▶ **Task to complete**:
From the listing below, extract each entry exactly as written, minus the images.

▶ **Record excerpts**:
------------------------------------------------

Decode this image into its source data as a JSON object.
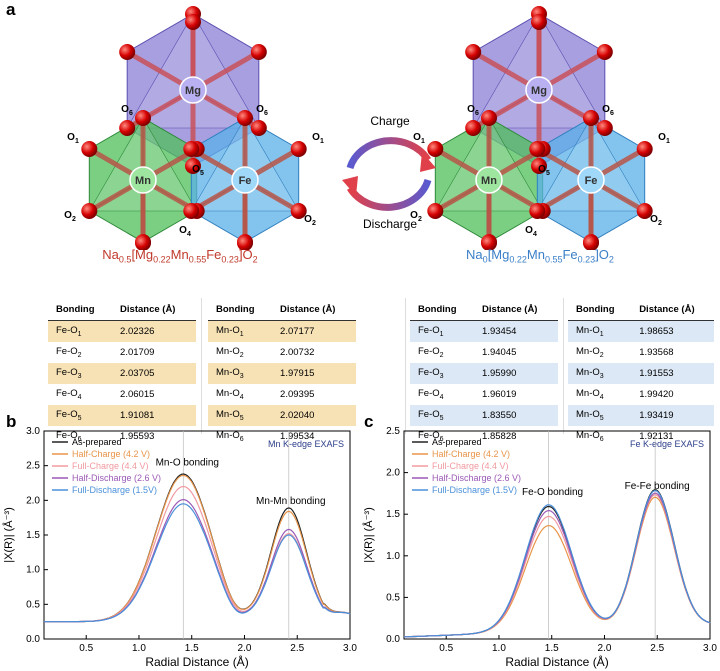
{
  "panels": {
    "a": "a",
    "b": "b",
    "c": "c"
  },
  "structure": {
    "atoms": {
      "mg": "Mg",
      "mn": "Mn",
      "fe": "Fe"
    },
    "oxygen_labels": [
      "O6",
      "O6",
      "O1",
      "O1",
      "O5",
      "O2",
      "O4",
      "O3",
      "O2",
      "O3"
    ],
    "charge_label": "Charge",
    "discharge_label": "Discharge",
    "charge_color": "#e0404a",
    "discharge_color": "#3a7fc8"
  },
  "formulas": {
    "left": {
      "na": "Na",
      "na_sub": "0.5",
      "mg_sub": "0.22",
      "mn_sub": "0.55",
      "fe_sub": "0.23",
      "color": "#c0392b"
    },
    "right": {
      "na": "Na",
      "na_sub": "0",
      "mg_sub": "0.22",
      "mn_sub": "0.55",
      "fe_sub": "0.23",
      "color": "#3a7fc8"
    }
  },
  "tables": {
    "headers": {
      "bonding": "Bonding",
      "distance": "Distance (Å)"
    },
    "left_fe": [
      [
        "Fe-O",
        "1",
        "2.02326"
      ],
      [
        "Fe-O",
        "2",
        "2.01709"
      ],
      [
        "Fe-O",
        "3",
        "2.03705"
      ],
      [
        "Fe-O",
        "4",
        "2.06015"
      ],
      [
        "Fe-O",
        "5",
        "1.91081"
      ],
      [
        "Fe-O",
        "6",
        "1.95593"
      ]
    ],
    "left_mn": [
      [
        "Mn-O",
        "1",
        "2.07177"
      ],
      [
        "Mn-O",
        "2",
        "2.00732"
      ],
      [
        "Mn-O",
        "3",
        "1.97915"
      ],
      [
        "Mn-O",
        "4",
        "2.09395"
      ],
      [
        "Mn-O",
        "5",
        "2.02040"
      ],
      [
        "Mn-O",
        "6",
        "1.99534"
      ]
    ],
    "right_fe": [
      [
        "Fe-O",
        "1",
        "1.93454"
      ],
      [
        "Fe-O",
        "2",
        "1.94045"
      ],
      [
        "Fe-O",
        "3",
        "1.95990"
      ],
      [
        "Fe-O",
        "4",
        "1.96019"
      ],
      [
        "Fe-O",
        "5",
        "1.83550"
      ],
      [
        "Fe-O",
        "6",
        "1.85828"
      ]
    ],
    "right_mn": [
      [
        "Mn-O",
        "1",
        "1.98653"
      ],
      [
        "Mn-O",
        "2",
        "1.93568"
      ],
      [
        "Mn-O",
        "3",
        "1.91553"
      ],
      [
        "Mn-O",
        "4",
        "1.99420"
      ],
      [
        "Mn-O",
        "5",
        "1.93419"
      ],
      [
        "Mn-O",
        "6",
        "1.92131"
      ]
    ]
  },
  "chart_data": [
    {
      "type": "line",
      "title": "Mn K-edge EXAFS",
      "xlabel": "Radial Distance (Å)",
      "ylabel": "|X(R)| (Å⁻³)",
      "xlim": [
        0.1,
        3.0
      ],
      "ylim": [
        0,
        3.0
      ],
      "xticks": [
        "0.5",
        "1.0",
        "1.5",
        "2.0",
        "2.5",
        "3.0"
      ],
      "yticks": [
        "0.0",
        "0.5",
        "1.0",
        "1.5",
        "2.0",
        "2.5",
        "3.0"
      ],
      "annotations": [
        {
          "text": "Mn-O bonding",
          "x": 1.42
        },
        {
          "text": "Mn-Mn bonding",
          "x": 2.42
        }
      ],
      "series": [
        {
          "name": "As-prepared",
          "color": "#222222",
          "peak1": 2.33,
          "peak2": 1.69
        },
        {
          "name": "Half-Charge (4.2 V)",
          "color": "#e8954a",
          "peak1": 2.31,
          "peak2": 1.64
        },
        {
          "name": "Full-Charge (4.4 V)",
          "color": "#f09aa0",
          "peak1": 2.15,
          "peak2": 1.32
        },
        {
          "name": "Half-Discharge (2.6 V)",
          "color": "#9b59b6",
          "peak1": 1.96,
          "peak2": 1.38
        },
        {
          "name": "Full-Discharge (1.5V)",
          "color": "#4a90d9",
          "peak1": 1.9,
          "peak2": 1.3
        }
      ]
    },
    {
      "type": "line",
      "title": "Fe K-edge EXAFS",
      "xlabel": "Radial Distance (Å)",
      "ylabel": "|X(R)| (Å⁻³)",
      "xlim": [
        0.1,
        3.0
      ],
      "ylim": [
        0,
        2.5
      ],
      "xticks": [
        "0.5",
        "1.0",
        "1.5",
        "2.0",
        "2.5",
        "3.0"
      ],
      "yticks": [
        "0.0",
        "0.5",
        "1.0",
        "1.5",
        "2.0",
        "2.5"
      ],
      "annotations": [
        {
          "text": "Fe-O bonding",
          "x": 1.47
        },
        {
          "text": "Fe-Fe bonding",
          "x": 2.48
        }
      ],
      "series": [
        {
          "name": "As-prepared",
          "color": "#222222",
          "peak1": 1.6,
          "peak2": 1.67
        },
        {
          "name": "Half-Charge (4.2 V)",
          "color": "#e8954a",
          "peak1": 1.37,
          "peak2": 1.58
        },
        {
          "name": "Full-Charge (4.4 V)",
          "color": "#f09aa0",
          "peak1": 1.48,
          "peak2": 1.61
        },
        {
          "name": "Half-Discharge (2.6 V)",
          "color": "#9b59b6",
          "peak1": 1.55,
          "peak2": 1.63
        },
        {
          "name": "Full-Discharge (1.5V)",
          "color": "#4a90d9",
          "peak1": 1.62,
          "peak2": 1.66
        }
      ]
    }
  ]
}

------------------------------------------------

▶ **Complete response**:
Decode this image into its source data as a JSON object.
{
  "panels": {
    "a": "a",
    "b": "b",
    "c": "c"
  },
  "structure": {
    "atoms": {
      "mg": "Mg",
      "mn": "Mn",
      "fe": "Fe"
    },
    "oxygen_labels": [
      "O6",
      "O6",
      "O1",
      "O1",
      "O5",
      "O2",
      "O4",
      "O3",
      "O2",
      "O3"
    ],
    "charge_label": "Charge",
    "discharge_label": "Discharge",
    "charge_color": "#e0404a",
    "discharge_color": "#3a7fc8"
  },
  "formulas": {
    "left": {
      "na": "Na",
      "na_sub": "0.5",
      "mg_sub": "0.22",
      "mn_sub": "0.55",
      "fe_sub": "0.23",
      "color": "#c0392b"
    },
    "right": {
      "na": "Na",
      "na_sub": "0",
      "mg_sub": "0.22",
      "mn_sub": "0.55",
      "fe_sub": "0.23",
      "color": "#3a7fc8"
    }
  },
  "tables": {
    "headers": {
      "bonding": "Bonding",
      "distance": "Distance (Å)"
    },
    "left_fe": [
      [
        "Fe-O",
        "1",
        "2.02326"
      ],
      [
        "Fe-O",
        "2",
        "2.01709"
      ],
      [
        "Fe-O",
        "3",
        "2.03705"
      ],
      [
        "Fe-O",
        "4",
        "2.06015"
      ],
      [
        "Fe-O",
        "5",
        "1.91081"
      ],
      [
        "Fe-O",
        "6",
        "1.95593"
      ]
    ],
    "left_mn": [
      [
        "Mn-O",
        "1",
        "2.07177"
      ],
      [
        "Mn-O",
        "2",
        "2.00732"
      ],
      [
        "Mn-O",
        "3",
        "1.97915"
      ],
      [
        "Mn-O",
        "4",
        "2.09395"
      ],
      [
        "Mn-O",
        "5",
        "2.02040"
      ],
      [
        "Mn-O",
        "6",
        "1.99534"
      ]
    ],
    "right_fe": [
      [
        "Fe-O",
        "1",
        "1.93454"
      ],
      [
        "Fe-O",
        "2",
        "1.94045"
      ],
      [
        "Fe-O",
        "3",
        "1.95990"
      ],
      [
        "Fe-O",
        "4",
        "1.96019"
      ],
      [
        "Fe-O",
        "5",
        "1.83550"
      ],
      [
        "Fe-O",
        "6",
        "1.85828"
      ]
    ],
    "right_mn": [
      [
        "Mn-O",
        "1",
        "1.98653"
      ],
      [
        "Mn-O",
        "2",
        "1.93568"
      ],
      [
        "Mn-O",
        "3",
        "1.91553"
      ],
      [
        "Mn-O",
        "4",
        "1.99420"
      ],
      [
        "Mn-O",
        "5",
        "1.93419"
      ],
      [
        "Mn-O",
        "6",
        "1.92131"
      ]
    ]
  },
  "chart_data": [
    {
      "type": "line",
      "title": "Mn K-edge EXAFS",
      "xlabel": "Radial Distance (Å)",
      "ylabel": "|X(R)| (Å⁻³)",
      "xlim": [
        0.1,
        3.0
      ],
      "ylim": [
        0,
        3.0
      ],
      "xticks": [
        "0.5",
        "1.0",
        "1.5",
        "2.0",
        "2.5",
        "3.0"
      ],
      "yticks": [
        "0.0",
        "0.5",
        "1.0",
        "1.5",
        "2.0",
        "2.5",
        "3.0"
      ],
      "annotations": [
        {
          "text": "Mn-O bonding",
          "x": 1.42
        },
        {
          "text": "Mn-Mn bonding",
          "x": 2.42
        }
      ],
      "series": [
        {
          "name": "As-prepared",
          "color": "#222222",
          "peak1": 2.33,
          "peak2": 1.69
        },
        {
          "name": "Half-Charge (4.2 V)",
          "color": "#e8954a",
          "peak1": 2.31,
          "peak2": 1.64
        },
        {
          "name": "Full-Charge (4.4 V)",
          "color": "#f09aa0",
          "peak1": 2.15,
          "peak2": 1.32
        },
        {
          "name": "Half-Discharge (2.6 V)",
          "color": "#9b59b6",
          "peak1": 1.96,
          "peak2": 1.38
        },
        {
          "name": "Full-Discharge (1.5V)",
          "color": "#4a90d9",
          "peak1": 1.9,
          "peak2": 1.3
        }
      ]
    },
    {
      "type": "line",
      "title": "Fe K-edge EXAFS",
      "xlabel": "Radial Distance (Å)",
      "ylabel": "|X(R)| (Å⁻³)",
      "xlim": [
        0.1,
        3.0
      ],
      "ylim": [
        0,
        2.5
      ],
      "xticks": [
        "0.5",
        "1.0",
        "1.5",
        "2.0",
        "2.5",
        "3.0"
      ],
      "yticks": [
        "0.0",
        "0.5",
        "1.0",
        "1.5",
        "2.0",
        "2.5"
      ],
      "annotations": [
        {
          "text": "Fe-O bonding",
          "x": 1.47
        },
        {
          "text": "Fe-Fe bonding",
          "x": 2.48
        }
      ],
      "series": [
        {
          "name": "As-prepared",
          "color": "#222222",
          "peak1": 1.6,
          "peak2": 1.67
        },
        {
          "name": "Half-Charge (4.2 V)",
          "color": "#e8954a",
          "peak1": 1.37,
          "peak2": 1.58
        },
        {
          "name": "Full-Charge (4.4 V)",
          "color": "#f09aa0",
          "peak1": 1.48,
          "peak2": 1.61
        },
        {
          "name": "Half-Discharge (2.6 V)",
          "color": "#9b59b6",
          "peak1": 1.55,
          "peak2": 1.63
        },
        {
          "name": "Full-Discharge (1.5V)",
          "color": "#4a90d9",
          "peak1": 1.62,
          "peak2": 1.66
        }
      ]
    }
  ]
}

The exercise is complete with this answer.